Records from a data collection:
^^^^^^^^^^^^^^^^

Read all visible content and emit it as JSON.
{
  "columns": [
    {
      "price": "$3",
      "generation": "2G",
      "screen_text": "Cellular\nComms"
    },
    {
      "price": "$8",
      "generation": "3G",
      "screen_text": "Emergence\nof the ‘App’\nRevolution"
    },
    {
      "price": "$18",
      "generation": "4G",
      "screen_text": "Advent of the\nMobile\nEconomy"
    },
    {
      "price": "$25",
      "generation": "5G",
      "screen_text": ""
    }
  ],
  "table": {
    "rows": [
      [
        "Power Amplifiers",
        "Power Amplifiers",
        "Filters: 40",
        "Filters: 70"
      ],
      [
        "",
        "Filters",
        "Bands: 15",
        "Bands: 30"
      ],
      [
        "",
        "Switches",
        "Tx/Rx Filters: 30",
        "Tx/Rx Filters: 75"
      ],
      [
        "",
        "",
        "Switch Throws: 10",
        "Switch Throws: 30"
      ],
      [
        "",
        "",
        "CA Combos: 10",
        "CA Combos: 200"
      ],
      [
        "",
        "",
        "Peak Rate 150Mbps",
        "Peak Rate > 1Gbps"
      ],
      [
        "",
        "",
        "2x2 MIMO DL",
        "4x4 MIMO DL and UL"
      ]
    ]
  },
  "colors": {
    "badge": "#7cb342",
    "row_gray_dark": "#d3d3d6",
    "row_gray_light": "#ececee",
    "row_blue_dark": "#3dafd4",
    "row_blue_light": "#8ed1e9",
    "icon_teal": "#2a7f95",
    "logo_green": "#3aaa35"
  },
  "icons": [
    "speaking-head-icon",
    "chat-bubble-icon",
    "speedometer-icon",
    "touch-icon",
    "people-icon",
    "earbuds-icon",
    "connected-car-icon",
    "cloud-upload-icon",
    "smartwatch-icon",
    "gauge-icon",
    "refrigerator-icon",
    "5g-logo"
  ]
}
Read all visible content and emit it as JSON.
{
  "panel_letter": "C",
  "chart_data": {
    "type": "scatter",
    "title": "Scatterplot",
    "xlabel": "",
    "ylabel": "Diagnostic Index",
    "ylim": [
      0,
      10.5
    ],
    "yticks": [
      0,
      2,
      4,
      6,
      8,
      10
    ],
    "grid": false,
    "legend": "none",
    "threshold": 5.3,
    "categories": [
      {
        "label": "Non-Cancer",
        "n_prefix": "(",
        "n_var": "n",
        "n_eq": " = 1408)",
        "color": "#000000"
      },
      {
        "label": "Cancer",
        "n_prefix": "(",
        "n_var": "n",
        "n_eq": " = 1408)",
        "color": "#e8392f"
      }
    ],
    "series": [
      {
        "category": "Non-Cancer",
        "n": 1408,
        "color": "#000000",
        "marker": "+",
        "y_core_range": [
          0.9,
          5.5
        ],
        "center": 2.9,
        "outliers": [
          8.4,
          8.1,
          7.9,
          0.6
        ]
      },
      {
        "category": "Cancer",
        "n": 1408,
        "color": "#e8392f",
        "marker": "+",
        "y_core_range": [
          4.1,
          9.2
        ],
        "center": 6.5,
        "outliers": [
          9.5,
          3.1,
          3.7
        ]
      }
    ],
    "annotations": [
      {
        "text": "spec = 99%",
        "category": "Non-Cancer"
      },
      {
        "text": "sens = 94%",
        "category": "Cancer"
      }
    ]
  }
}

^^^^^^^^^^^^^^^^

Type out the material again exactly as presented.

Read all visible content and emit it as JSON.
{
  "columns": [
    {
      "price": "$3",
      "generation": "2G",
      "screen_text": "Cellular\nComms"
    },
    {
      "price": "$8",
      "generation": "3G",
      "screen_text": "Emergence\nof the ‘App’\nRevolution"
    },
    {
      "price": "$18",
      "generation": "4G",
      "screen_text": "Advent of the\nMobile\nEconomy"
    },
    {
      "price": "$25",
      "generation": "5G",
      "screen_text": ""
    }
  ],
  "table": {
    "rows": [
      [
        "Power Amplifiers",
        "Power Amplifiers",
        "Filters: 40",
        "Filters: 70"
      ],
      [
        "",
        "Filters",
        "Bands: 15",
        "Bands: 30"
      ],
      [
        "",
        "Switches",
        "Tx/Rx Filters: 30",
        "Tx/Rx Filters: 75"
      ],
      [
        "",
        "",
        "Switch Throws: 10",
        "Switch Throws: 30"
      ],
      [
        "",
        "",
        "CA Combos: 10",
        "CA Combos: 200"
      ],
      [
        "",
        "",
        "Peak Rate 150Mbps",
        "Peak Rate > 1Gbps"
      ],
      [
        "",
        "",
        "2x2 MIMO DL",
        "4x4 MIMO DL and UL"
      ]
    ]
  },
  "colors": {
    "badge": "#7cb342",
    "row_gray_dark": "#d3d3d6",
    "row_gray_light": "#ececee",
    "row_blue_dark": "#3dafd4",
    "row_blue_light": "#8ed1e9",
    "icon_teal": "#2a7f95",
    "logo_green": "#3aaa35"
  },
  "icons": [
    "speaking-head-icon",
    "chat-bubble-icon",
    "speedometer-icon",
    "touch-icon",
    "people-icon",
    "earbuds-icon",
    "connected-car-icon",
    "cloud-upload-icon",
    "smartwatch-icon",
    "gauge-icon",
    "refrigerator-icon",
    "5g-logo"
  ]
}
Read all visible content and emit it as JSON.
{
  "panel_letter": "C",
  "chart_data": {
    "type": "scatter",
    "title": "Scatterplot",
    "xlabel": "",
    "ylabel": "Diagnostic Index",
    "ylim": [
      0,
      10.5
    ],
    "yticks": [
      0,
      2,
      4,
      6,
      8,
      10
    ],
    "grid": false,
    "legend": "none",
    "threshold": 5.3,
    "categories": [
      {
        "label": "Non-Cancer",
        "n_prefix": "(",
        "n_var": "n",
        "n_eq": " = 1408)",
        "color": "#000000"
      },
      {
        "label": "Cancer",
        "n_prefix": "(",
        "n_var": "n",
        "n_eq": " = 1408)",
        "color": "#e8392f"
      }
    ],
    "series": [
      {
        "category": "Non-Cancer",
        "n": 1408,
        "color": "#000000",
        "marker": "+",
        "y_core_range": [
          0.9,
          5.5
        ],
        "center": 2.9,
        "outliers": [
          8.4,
          8.1,
          7.9,
          0.6
        ]
      },
      {
        "category": "Cancer",
        "n": 1408,
        "color": "#e8392f",
        "marker": "+",
        "y_core_range": [
          4.1,
          9.2
        ],
        "center": 6.5,
        "outliers": [
          9.5,
          3.1,
          3.7
        ]
      }
    ],
    "annotations": [
      {
        "text": "spec = 99%",
        "category": "Non-Cancer"
      },
      {
        "text": "sens = 94%",
        "category": "Cancer"
      }
    ]
  }
}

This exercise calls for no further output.